*** Data provided ***
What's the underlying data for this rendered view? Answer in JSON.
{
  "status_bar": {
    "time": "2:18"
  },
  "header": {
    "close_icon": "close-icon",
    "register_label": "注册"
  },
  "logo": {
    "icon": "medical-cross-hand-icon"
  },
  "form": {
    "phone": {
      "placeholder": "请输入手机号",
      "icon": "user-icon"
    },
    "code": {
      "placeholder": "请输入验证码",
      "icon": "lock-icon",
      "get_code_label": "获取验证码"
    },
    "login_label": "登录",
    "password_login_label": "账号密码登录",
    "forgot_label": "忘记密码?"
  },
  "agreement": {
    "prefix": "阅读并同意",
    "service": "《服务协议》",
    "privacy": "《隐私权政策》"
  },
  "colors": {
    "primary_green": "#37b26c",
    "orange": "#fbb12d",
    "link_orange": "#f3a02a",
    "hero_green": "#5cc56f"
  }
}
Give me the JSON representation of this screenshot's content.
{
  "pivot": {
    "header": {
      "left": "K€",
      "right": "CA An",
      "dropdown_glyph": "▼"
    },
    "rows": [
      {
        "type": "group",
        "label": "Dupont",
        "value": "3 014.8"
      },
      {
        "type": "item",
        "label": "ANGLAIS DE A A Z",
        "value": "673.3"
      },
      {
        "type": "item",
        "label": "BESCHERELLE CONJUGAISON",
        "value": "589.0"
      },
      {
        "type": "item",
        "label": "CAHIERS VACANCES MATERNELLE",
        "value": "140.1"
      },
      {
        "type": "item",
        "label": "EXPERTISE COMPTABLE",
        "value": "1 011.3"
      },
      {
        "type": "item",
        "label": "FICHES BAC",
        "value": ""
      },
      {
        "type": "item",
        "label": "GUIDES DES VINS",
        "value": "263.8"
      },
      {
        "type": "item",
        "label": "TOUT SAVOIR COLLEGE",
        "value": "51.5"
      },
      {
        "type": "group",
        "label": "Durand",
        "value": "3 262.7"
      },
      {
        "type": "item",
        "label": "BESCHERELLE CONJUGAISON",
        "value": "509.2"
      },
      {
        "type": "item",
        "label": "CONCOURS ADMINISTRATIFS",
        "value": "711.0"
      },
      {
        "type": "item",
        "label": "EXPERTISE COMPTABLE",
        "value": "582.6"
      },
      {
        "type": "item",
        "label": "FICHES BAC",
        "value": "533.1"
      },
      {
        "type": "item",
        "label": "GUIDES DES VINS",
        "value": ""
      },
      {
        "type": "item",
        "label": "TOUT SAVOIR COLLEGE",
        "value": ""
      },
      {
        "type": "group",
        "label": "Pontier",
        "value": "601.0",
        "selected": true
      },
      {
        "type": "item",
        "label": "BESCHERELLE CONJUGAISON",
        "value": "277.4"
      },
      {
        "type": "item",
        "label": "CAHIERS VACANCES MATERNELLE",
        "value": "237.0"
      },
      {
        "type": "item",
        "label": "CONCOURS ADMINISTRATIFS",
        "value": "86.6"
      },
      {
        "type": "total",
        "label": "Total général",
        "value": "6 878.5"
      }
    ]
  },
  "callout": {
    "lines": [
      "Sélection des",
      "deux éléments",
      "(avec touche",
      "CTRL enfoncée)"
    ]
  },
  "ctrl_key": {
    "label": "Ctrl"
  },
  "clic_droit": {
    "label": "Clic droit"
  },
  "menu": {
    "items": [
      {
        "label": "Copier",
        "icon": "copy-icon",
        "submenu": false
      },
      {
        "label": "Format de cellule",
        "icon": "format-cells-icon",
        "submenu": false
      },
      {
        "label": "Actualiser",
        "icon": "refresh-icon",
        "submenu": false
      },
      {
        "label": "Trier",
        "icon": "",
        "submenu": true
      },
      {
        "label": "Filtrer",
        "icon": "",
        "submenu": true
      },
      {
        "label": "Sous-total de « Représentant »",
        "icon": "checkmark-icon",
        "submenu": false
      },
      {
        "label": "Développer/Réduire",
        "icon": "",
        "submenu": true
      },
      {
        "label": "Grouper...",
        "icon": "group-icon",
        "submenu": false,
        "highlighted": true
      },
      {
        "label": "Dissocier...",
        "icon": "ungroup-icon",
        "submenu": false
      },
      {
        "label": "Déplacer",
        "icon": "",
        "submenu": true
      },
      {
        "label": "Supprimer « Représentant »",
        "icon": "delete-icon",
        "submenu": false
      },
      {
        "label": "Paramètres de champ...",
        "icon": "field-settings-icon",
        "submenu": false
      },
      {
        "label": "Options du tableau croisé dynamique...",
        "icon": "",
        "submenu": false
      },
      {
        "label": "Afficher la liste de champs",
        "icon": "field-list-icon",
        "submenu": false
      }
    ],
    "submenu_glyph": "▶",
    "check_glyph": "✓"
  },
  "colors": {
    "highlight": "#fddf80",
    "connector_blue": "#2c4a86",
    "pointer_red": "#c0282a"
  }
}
***
**Your objective**
Please reproduce the entire listing, exactly as shown.

**Exercise response**
What's the underlying data for this rendered view? Answer in JSON.
{
  "status_bar": {
    "time": "2:18"
  },
  "header": {
    "close_icon": "close-icon",
    "register_label": "注册"
  },
  "logo": {
    "icon": "medical-cross-hand-icon"
  },
  "form": {
    "phone": {
      "placeholder": "请输入手机号",
      "icon": "user-icon"
    },
    "code": {
      "placeholder": "请输入验证码",
      "icon": "lock-icon",
      "get_code_label": "获取验证码"
    },
    "login_label": "登录",
    "password_login_label": "账号密码登录",
    "forgot_label": "忘记密码?"
  },
  "agreement": {
    "prefix": "阅读并同意",
    "service": "《服务协议》",
    "privacy": "《隐私权政策》"
  },
  "colors": {
    "primary_green": "#37b26c",
    "orange": "#fbb12d",
    "link_orange": "#f3a02a",
    "hero_green": "#5cc56f"
  }
}
Give me the JSON representation of this screenshot's content.
{
  "pivot": {
    "header": {
      "left": "K€",
      "right": "CA An",
      "dropdown_glyph": "▼"
    },
    "rows": [
      {
        "type": "group",
        "label": "Dupont",
        "value": "3 014.8"
      },
      {
        "type": "item",
        "label": "ANGLAIS DE A A Z",
        "value": "673.3"
      },
      {
        "type": "item",
        "label": "BESCHERELLE CONJUGAISON",
        "value": "589.0"
      },
      {
        "type": "item",
        "label": "CAHIERS VACANCES MATERNELLE",
        "value": "140.1"
      },
      {
        "type": "item",
        "label": "EXPERTISE COMPTABLE",
        "value": "1 011.3"
      },
      {
        "type": "item",
        "label": "FICHES BAC",
        "value": ""
      },
      {
        "type": "item",
        "label": "GUIDES DES VINS",
        "value": "263.8"
      },
      {
        "type": "item",
        "label": "TOUT SAVOIR COLLEGE",
        "value": "51.5"
      },
      {
        "type": "group",
        "label": "Durand",
        "value": "3 262.7"
      },
      {
        "type": "item",
        "label": "BESCHERELLE CONJUGAISON",
        "value": "509.2"
      },
      {
        "type": "item",
        "label": "CONCOURS ADMINISTRATIFS",
        "value": "711.0"
      },
      {
        "type": "item",
        "label": "EXPERTISE COMPTABLE",
        "value": "582.6"
      },
      {
        "type": "item",
        "label": "FICHES BAC",
        "value": "533.1"
      },
      {
        "type": "item",
        "label": "GUIDES DES VINS",
        "value": ""
      },
      {
        "type": "item",
        "label": "TOUT SAVOIR COLLEGE",
        "value": ""
      },
      {
        "type": "group",
        "label": "Pontier",
        "value": "601.0",
        "selected": true
      },
      {
        "type": "item",
        "label": "BESCHERELLE CONJUGAISON",
        "value": "277.4"
      },
      {
        "type": "item",
        "label": "CAHIERS VACANCES MATERNELLE",
        "value": "237.0"
      },
      {
        "type": "item",
        "label": "CONCOURS ADMINISTRATIFS",
        "value": "86.6"
      },
      {
        "type": "total",
        "label": "Total général",
        "value": "6 878.5"
      }
    ]
  },
  "callout": {
    "lines": [
      "Sélection des",
      "deux éléments",
      "(avec touche",
      "CTRL enfoncée)"
    ]
  },
  "ctrl_key": {
    "label": "Ctrl"
  },
  "clic_droit": {
    "label": "Clic droit"
  },
  "menu": {
    "items": [
      {
        "label": "Copier",
        "icon": "copy-icon",
        "submenu": false
      },
      {
        "label": "Format de cellule",
        "icon": "format-cells-icon",
        "submenu": false
      },
      {
        "label": "Actualiser",
        "icon": "refresh-icon",
        "submenu": false
      },
      {
        "label": "Trier",
        "icon": "",
        "submenu": true
      },
      {
        "label": "Filtrer",
        "icon": "",
        "submenu": true
      },
      {
        "label": "Sous-total de « Représentant »",
        "icon": "checkmark-icon",
        "submenu": false
      },
      {
        "label": "Développer/Réduire",
        "icon": "",
        "submenu": true
      },
      {
        "label": "Grouper...",
        "icon": "group-icon",
        "submenu": false,
        "highlighted": true
      },
      {
        "label": "Dissocier...",
        "icon": "ungroup-icon",
        "submenu": false
      },
      {
        "label": "Déplacer",
        "icon": "",
        "submenu": true
      },
      {
        "label": "Supprimer « Représentant »",
        "icon": "delete-icon",
        "submenu": false
      },
      {
        "label": "Paramètres de champ...",
        "icon": "field-settings-icon",
        "submenu": false
      },
      {
        "label": "Options du tableau croisé dynamique...",
        "icon": "",
        "submenu": false
      },
      {
        "label": "Afficher la liste de champs",
        "icon": "field-list-icon",
        "submenu": false
      }
    ],
    "submenu_glyph": "▶",
    "check_glyph": "✓"
  },
  "colors": {
    "highlight": "#fddf80",
    "connector_blue": "#2c4a86",
    "pointer_red": "#c0282a"
  }
}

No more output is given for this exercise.